--- begin ---

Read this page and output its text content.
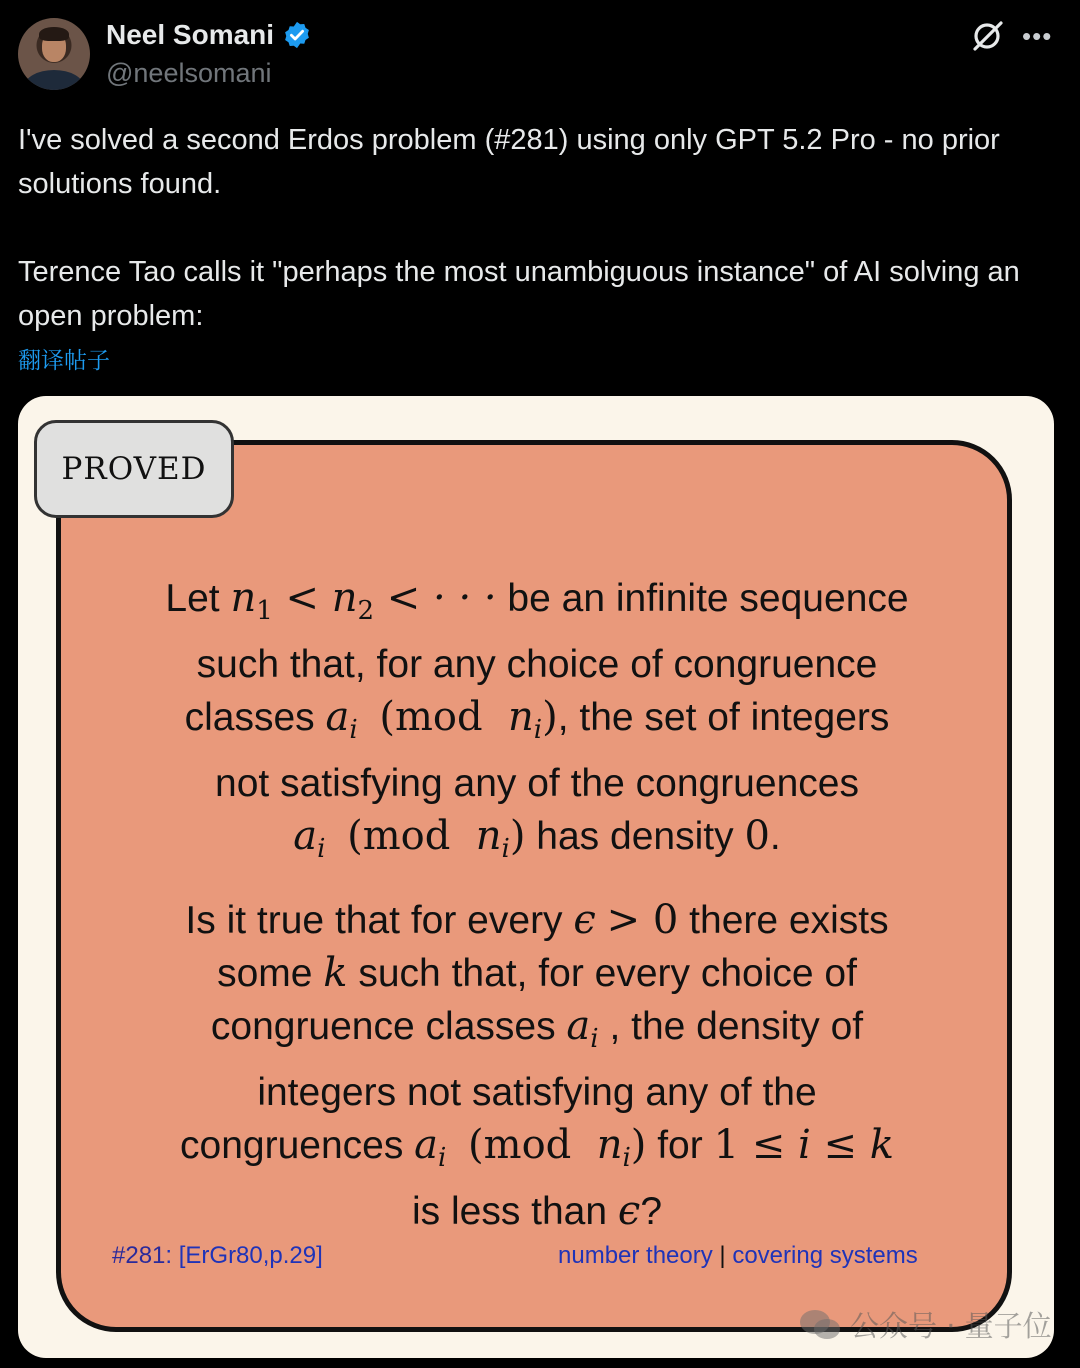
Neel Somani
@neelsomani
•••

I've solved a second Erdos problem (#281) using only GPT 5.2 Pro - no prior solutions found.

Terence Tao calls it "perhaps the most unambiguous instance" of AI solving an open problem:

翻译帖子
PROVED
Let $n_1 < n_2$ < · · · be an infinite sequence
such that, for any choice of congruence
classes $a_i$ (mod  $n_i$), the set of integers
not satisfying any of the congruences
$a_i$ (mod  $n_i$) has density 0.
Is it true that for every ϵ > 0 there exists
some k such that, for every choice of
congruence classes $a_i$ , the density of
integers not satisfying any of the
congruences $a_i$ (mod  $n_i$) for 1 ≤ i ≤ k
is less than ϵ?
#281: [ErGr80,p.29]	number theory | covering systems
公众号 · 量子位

--- end ---

**WORK TO BE COMPLETED:** In the entries above, count each line holding "choice" and report the total and nothing more.

**WRITTEN SOLUTION:** 2